▸ **GIVEN EXERCISE**
Pictures do not belong in the copy; quote every entry below exactly.

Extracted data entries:
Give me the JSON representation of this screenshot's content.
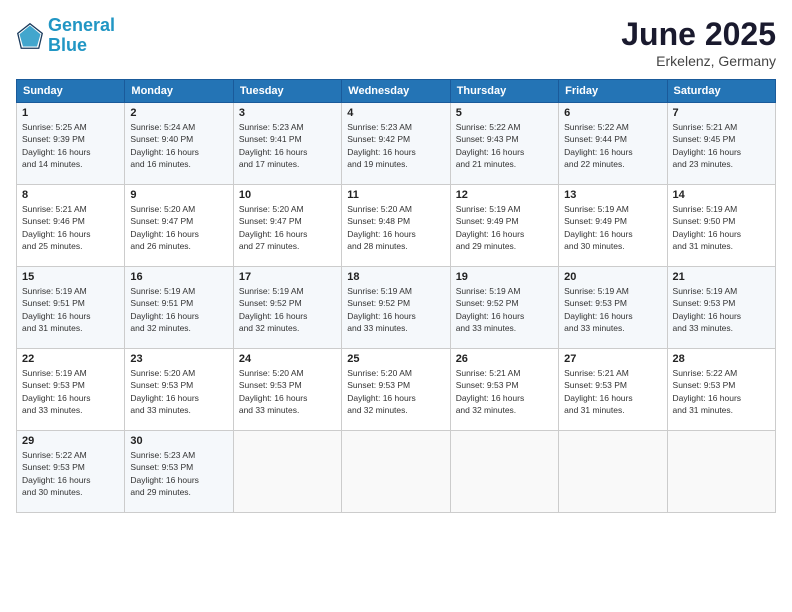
{
  "header": {
    "logo_line1": "General",
    "logo_line2": "Blue",
    "month": "June 2025",
    "location": "Erkelenz, Germany"
  },
  "weekdays": [
    "Sunday",
    "Monday",
    "Tuesday",
    "Wednesday",
    "Thursday",
    "Friday",
    "Saturday"
  ],
  "weeks": [
    [
      {
        "day": "1",
        "info": "Sunrise: 5:25 AM\nSunset: 9:39 PM\nDaylight: 16 hours\nand 14 minutes."
      },
      {
        "day": "2",
        "info": "Sunrise: 5:24 AM\nSunset: 9:40 PM\nDaylight: 16 hours\nand 16 minutes."
      },
      {
        "day": "3",
        "info": "Sunrise: 5:23 AM\nSunset: 9:41 PM\nDaylight: 16 hours\nand 17 minutes."
      },
      {
        "day": "4",
        "info": "Sunrise: 5:23 AM\nSunset: 9:42 PM\nDaylight: 16 hours\nand 19 minutes."
      },
      {
        "day": "5",
        "info": "Sunrise: 5:22 AM\nSunset: 9:43 PM\nDaylight: 16 hours\nand 21 minutes."
      },
      {
        "day": "6",
        "info": "Sunrise: 5:22 AM\nSunset: 9:44 PM\nDaylight: 16 hours\nand 22 minutes."
      },
      {
        "day": "7",
        "info": "Sunrise: 5:21 AM\nSunset: 9:45 PM\nDaylight: 16 hours\nand 23 minutes."
      }
    ],
    [
      {
        "day": "8",
        "info": "Sunrise: 5:21 AM\nSunset: 9:46 PM\nDaylight: 16 hours\nand 25 minutes."
      },
      {
        "day": "9",
        "info": "Sunrise: 5:20 AM\nSunset: 9:47 PM\nDaylight: 16 hours\nand 26 minutes."
      },
      {
        "day": "10",
        "info": "Sunrise: 5:20 AM\nSunset: 9:47 PM\nDaylight: 16 hours\nand 27 minutes."
      },
      {
        "day": "11",
        "info": "Sunrise: 5:20 AM\nSunset: 9:48 PM\nDaylight: 16 hours\nand 28 minutes."
      },
      {
        "day": "12",
        "info": "Sunrise: 5:19 AM\nSunset: 9:49 PM\nDaylight: 16 hours\nand 29 minutes."
      },
      {
        "day": "13",
        "info": "Sunrise: 5:19 AM\nSunset: 9:49 PM\nDaylight: 16 hours\nand 30 minutes."
      },
      {
        "day": "14",
        "info": "Sunrise: 5:19 AM\nSunset: 9:50 PM\nDaylight: 16 hours\nand 31 minutes."
      }
    ],
    [
      {
        "day": "15",
        "info": "Sunrise: 5:19 AM\nSunset: 9:51 PM\nDaylight: 16 hours\nand 31 minutes."
      },
      {
        "day": "16",
        "info": "Sunrise: 5:19 AM\nSunset: 9:51 PM\nDaylight: 16 hours\nand 32 minutes."
      },
      {
        "day": "17",
        "info": "Sunrise: 5:19 AM\nSunset: 9:52 PM\nDaylight: 16 hours\nand 32 minutes."
      },
      {
        "day": "18",
        "info": "Sunrise: 5:19 AM\nSunset: 9:52 PM\nDaylight: 16 hours\nand 33 minutes."
      },
      {
        "day": "19",
        "info": "Sunrise: 5:19 AM\nSunset: 9:52 PM\nDaylight: 16 hours\nand 33 minutes."
      },
      {
        "day": "20",
        "info": "Sunrise: 5:19 AM\nSunset: 9:53 PM\nDaylight: 16 hours\nand 33 minutes."
      },
      {
        "day": "21",
        "info": "Sunrise: 5:19 AM\nSunset: 9:53 PM\nDaylight: 16 hours\nand 33 minutes."
      }
    ],
    [
      {
        "day": "22",
        "info": "Sunrise: 5:19 AM\nSunset: 9:53 PM\nDaylight: 16 hours\nand 33 minutes."
      },
      {
        "day": "23",
        "info": "Sunrise: 5:20 AM\nSunset: 9:53 PM\nDaylight: 16 hours\nand 33 minutes."
      },
      {
        "day": "24",
        "info": "Sunrise: 5:20 AM\nSunset: 9:53 PM\nDaylight: 16 hours\nand 33 minutes."
      },
      {
        "day": "25",
        "info": "Sunrise: 5:20 AM\nSunset: 9:53 PM\nDaylight: 16 hours\nand 32 minutes."
      },
      {
        "day": "26",
        "info": "Sunrise: 5:21 AM\nSunset: 9:53 PM\nDaylight: 16 hours\nand 32 minutes."
      },
      {
        "day": "27",
        "info": "Sunrise: 5:21 AM\nSunset: 9:53 PM\nDaylight: 16 hours\nand 31 minutes."
      },
      {
        "day": "28",
        "info": "Sunrise: 5:22 AM\nSunset: 9:53 PM\nDaylight: 16 hours\nand 31 minutes."
      }
    ],
    [
      {
        "day": "29",
        "info": "Sunrise: 5:22 AM\nSunset: 9:53 PM\nDaylight: 16 hours\nand 30 minutes."
      },
      {
        "day": "30",
        "info": "Sunrise: 5:23 AM\nSunset: 9:53 PM\nDaylight: 16 hours\nand 29 minutes."
      },
      {
        "day": "",
        "info": ""
      },
      {
        "day": "",
        "info": ""
      },
      {
        "day": "",
        "info": ""
      },
      {
        "day": "",
        "info": ""
      },
      {
        "day": "",
        "info": ""
      }
    ]
  ]
}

▸ **CORRECT ANSWER**
Give me the JSON representation of this screenshot's content.
{
  "header": {
    "logo_line1": "General",
    "logo_line2": "Blue",
    "month": "June 2025",
    "location": "Erkelenz, Germany"
  },
  "weekdays": [
    "Sunday",
    "Monday",
    "Tuesday",
    "Wednesday",
    "Thursday",
    "Friday",
    "Saturday"
  ],
  "weeks": [
    [
      {
        "day": "1",
        "info": "Sunrise: 5:25 AM\nSunset: 9:39 PM\nDaylight: 16 hours\nand 14 minutes."
      },
      {
        "day": "2",
        "info": "Sunrise: 5:24 AM\nSunset: 9:40 PM\nDaylight: 16 hours\nand 16 minutes."
      },
      {
        "day": "3",
        "info": "Sunrise: 5:23 AM\nSunset: 9:41 PM\nDaylight: 16 hours\nand 17 minutes."
      },
      {
        "day": "4",
        "info": "Sunrise: 5:23 AM\nSunset: 9:42 PM\nDaylight: 16 hours\nand 19 minutes."
      },
      {
        "day": "5",
        "info": "Sunrise: 5:22 AM\nSunset: 9:43 PM\nDaylight: 16 hours\nand 21 minutes."
      },
      {
        "day": "6",
        "info": "Sunrise: 5:22 AM\nSunset: 9:44 PM\nDaylight: 16 hours\nand 22 minutes."
      },
      {
        "day": "7",
        "info": "Sunrise: 5:21 AM\nSunset: 9:45 PM\nDaylight: 16 hours\nand 23 minutes."
      }
    ],
    [
      {
        "day": "8",
        "info": "Sunrise: 5:21 AM\nSunset: 9:46 PM\nDaylight: 16 hours\nand 25 minutes."
      },
      {
        "day": "9",
        "info": "Sunrise: 5:20 AM\nSunset: 9:47 PM\nDaylight: 16 hours\nand 26 minutes."
      },
      {
        "day": "10",
        "info": "Sunrise: 5:20 AM\nSunset: 9:47 PM\nDaylight: 16 hours\nand 27 minutes."
      },
      {
        "day": "11",
        "info": "Sunrise: 5:20 AM\nSunset: 9:48 PM\nDaylight: 16 hours\nand 28 minutes."
      },
      {
        "day": "12",
        "info": "Sunrise: 5:19 AM\nSunset: 9:49 PM\nDaylight: 16 hours\nand 29 minutes."
      },
      {
        "day": "13",
        "info": "Sunrise: 5:19 AM\nSunset: 9:49 PM\nDaylight: 16 hours\nand 30 minutes."
      },
      {
        "day": "14",
        "info": "Sunrise: 5:19 AM\nSunset: 9:50 PM\nDaylight: 16 hours\nand 31 minutes."
      }
    ],
    [
      {
        "day": "15",
        "info": "Sunrise: 5:19 AM\nSunset: 9:51 PM\nDaylight: 16 hours\nand 31 minutes."
      },
      {
        "day": "16",
        "info": "Sunrise: 5:19 AM\nSunset: 9:51 PM\nDaylight: 16 hours\nand 32 minutes."
      },
      {
        "day": "17",
        "info": "Sunrise: 5:19 AM\nSunset: 9:52 PM\nDaylight: 16 hours\nand 32 minutes."
      },
      {
        "day": "18",
        "info": "Sunrise: 5:19 AM\nSunset: 9:52 PM\nDaylight: 16 hours\nand 33 minutes."
      },
      {
        "day": "19",
        "info": "Sunrise: 5:19 AM\nSunset: 9:52 PM\nDaylight: 16 hours\nand 33 minutes."
      },
      {
        "day": "20",
        "info": "Sunrise: 5:19 AM\nSunset: 9:53 PM\nDaylight: 16 hours\nand 33 minutes."
      },
      {
        "day": "21",
        "info": "Sunrise: 5:19 AM\nSunset: 9:53 PM\nDaylight: 16 hours\nand 33 minutes."
      }
    ],
    [
      {
        "day": "22",
        "info": "Sunrise: 5:19 AM\nSunset: 9:53 PM\nDaylight: 16 hours\nand 33 minutes."
      },
      {
        "day": "23",
        "info": "Sunrise: 5:20 AM\nSunset: 9:53 PM\nDaylight: 16 hours\nand 33 minutes."
      },
      {
        "day": "24",
        "info": "Sunrise: 5:20 AM\nSunset: 9:53 PM\nDaylight: 16 hours\nand 33 minutes."
      },
      {
        "day": "25",
        "info": "Sunrise: 5:20 AM\nSunset: 9:53 PM\nDaylight: 16 hours\nand 32 minutes."
      },
      {
        "day": "26",
        "info": "Sunrise: 5:21 AM\nSunset: 9:53 PM\nDaylight: 16 hours\nand 32 minutes."
      },
      {
        "day": "27",
        "info": "Sunrise: 5:21 AM\nSunset: 9:53 PM\nDaylight: 16 hours\nand 31 minutes."
      },
      {
        "day": "28",
        "info": "Sunrise: 5:22 AM\nSunset: 9:53 PM\nDaylight: 16 hours\nand 31 minutes."
      }
    ],
    [
      {
        "day": "29",
        "info": "Sunrise: 5:22 AM\nSunset: 9:53 PM\nDaylight: 16 hours\nand 30 minutes."
      },
      {
        "day": "30",
        "info": "Sunrise: 5:23 AM\nSunset: 9:53 PM\nDaylight: 16 hours\nand 29 minutes."
      },
      {
        "day": "",
        "info": ""
      },
      {
        "day": "",
        "info": ""
      },
      {
        "day": "",
        "info": ""
      },
      {
        "day": "",
        "info": ""
      },
      {
        "day": "",
        "info": ""
      }
    ]
  ]
}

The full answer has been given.